*AIM*:
In the data, extract each line that holds the string "prefix".

[Stored data]
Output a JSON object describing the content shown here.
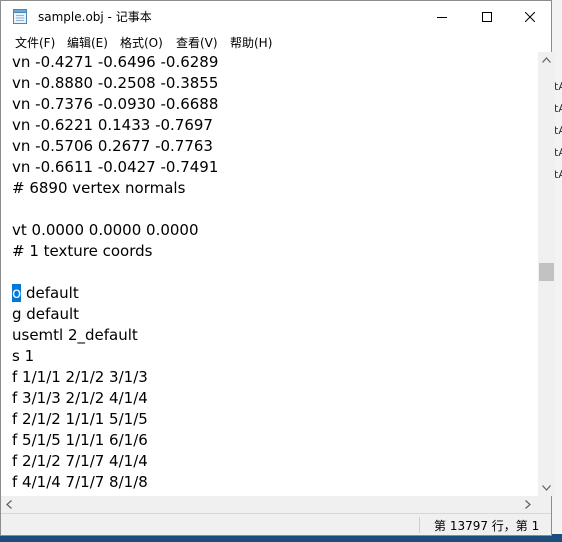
{
  "window": {
    "title": "sample.obj - 记事本",
    "icon": "notepad-icon"
  },
  "controls": {
    "minimize_icon": "minimize-icon",
    "maximize_icon": "maximize-icon",
    "close_icon": "close-icon"
  },
  "menu": {
    "items": [
      {
        "label": "文件(F)"
      },
      {
        "label": "编辑(E)"
      },
      {
        "label": "格式(O)"
      },
      {
        "label": "查看(V)"
      },
      {
        "label": "帮助(H)"
      }
    ]
  },
  "editor": {
    "lines": [
      "vn -0.4271 -0.6496 -0.6289",
      "vn -0.8880 -0.2508 -0.3855",
      "vn -0.7376 -0.0930 -0.6688",
      "vn -0.6221 0.1433 -0.7697",
      "vn -0.5706 0.2677 -0.7763",
      "vn -0.6611 -0.0427 -0.7491",
      "# 6890 vertex normals",
      "",
      "vt 0.0000 0.0000 0.0000",
      "# 1 texture coords",
      "",
      "o default",
      "g default",
      "usemtl 2_default",
      "s 1",
      "f 1/1/1 2/1/2 3/1/3",
      "f 3/1/3 2/1/2 4/1/4",
      "f 2/1/2 1/1/1 5/1/5",
      "f 5/1/5 1/1/1 6/1/6",
      "f 2/1/2 7/1/7 4/1/4",
      "f 4/1/4 7/1/7 8/1/8"
    ],
    "selected_text": "o",
    "selected_rest": " default",
    "accent_color": "#0078d7"
  },
  "status": {
    "position": "第 13797 行，第 1"
  },
  "background": {
    "peek_lines": [
      "tA",
      "tA",
      "tA",
      "tA",
      "tA"
    ]
  }
}
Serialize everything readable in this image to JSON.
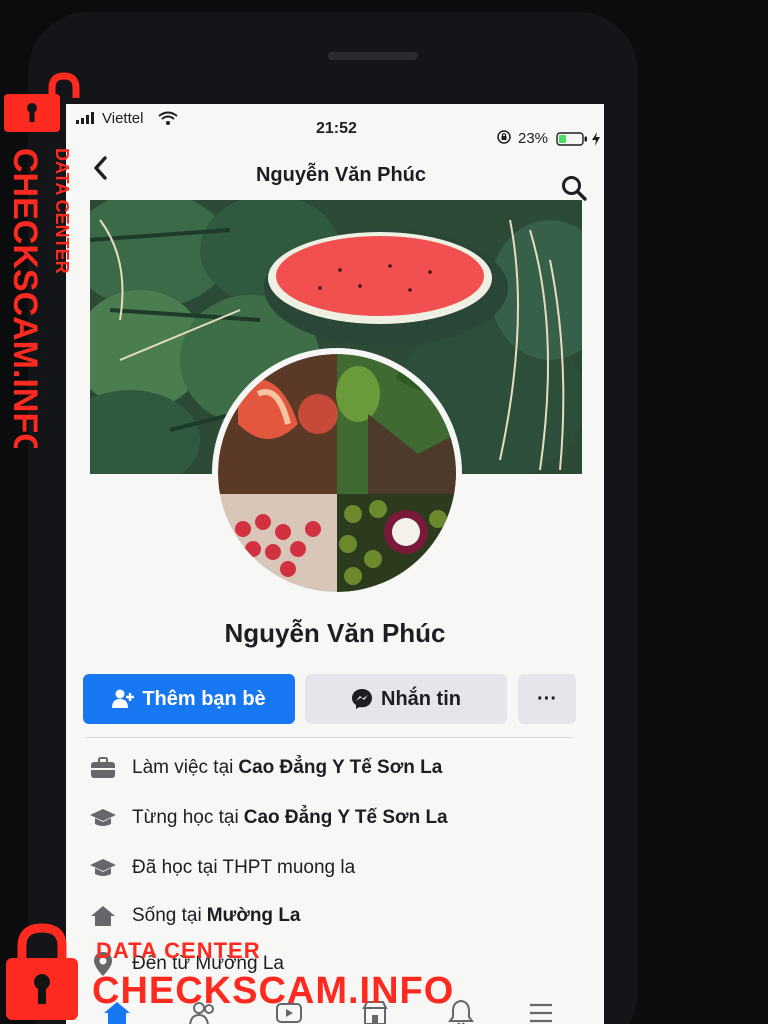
{
  "status_bar": {
    "carrier": "Viettel",
    "time": "21:52",
    "battery": "23%"
  },
  "header": {
    "title": "Nguyễn Văn Phúc",
    "icons": [
      "back-icon",
      "search-icon"
    ]
  },
  "profile": {
    "name": "Nguyễn Văn Phúc"
  },
  "actions": {
    "add_friend": "Thêm bạn bè",
    "message": "Nhắn tin",
    "more": "···"
  },
  "info": [
    {
      "icon": "briefcase-icon",
      "prefix": "Làm việc tại",
      "value": "Cao Đẳng Y Tế Sơn La"
    },
    {
      "icon": "graduation-cap-icon",
      "prefix": "Từng học tại",
      "value": "Cao Đẳng Y Tế Sơn La"
    },
    {
      "icon": "graduation-cap-icon",
      "prefix": "Đã học tại THPT muong la",
      "value": ""
    },
    {
      "icon": "home-icon",
      "prefix": "Sống tại",
      "value": "Mường La"
    },
    {
      "icon": "location-pin-icon",
      "prefix": "Đến từ Mường La",
      "value": ""
    }
  ],
  "tab_bar": [
    "home-tab-icon",
    "friends-tab-icon",
    "video-tab-icon",
    "marketplace-tab-icon",
    "notifications-tab-icon",
    "menu-tab-icon"
  ],
  "watermark": {
    "top": "DATA CENTER",
    "main": "CHECKSCAM.INFO"
  },
  "colors": {
    "accent": "#1877f2",
    "watermark": "#ff2a1f"
  }
}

*RESPONSE TO THIS TASK*:
      "prefix": "Làm việc tại",
      "prefix": "Từng học tại",
      "prefix": "Đã học tại THPT muong la",
      "prefix": "Sống tại",
      "prefix": "Đến từ Mường La",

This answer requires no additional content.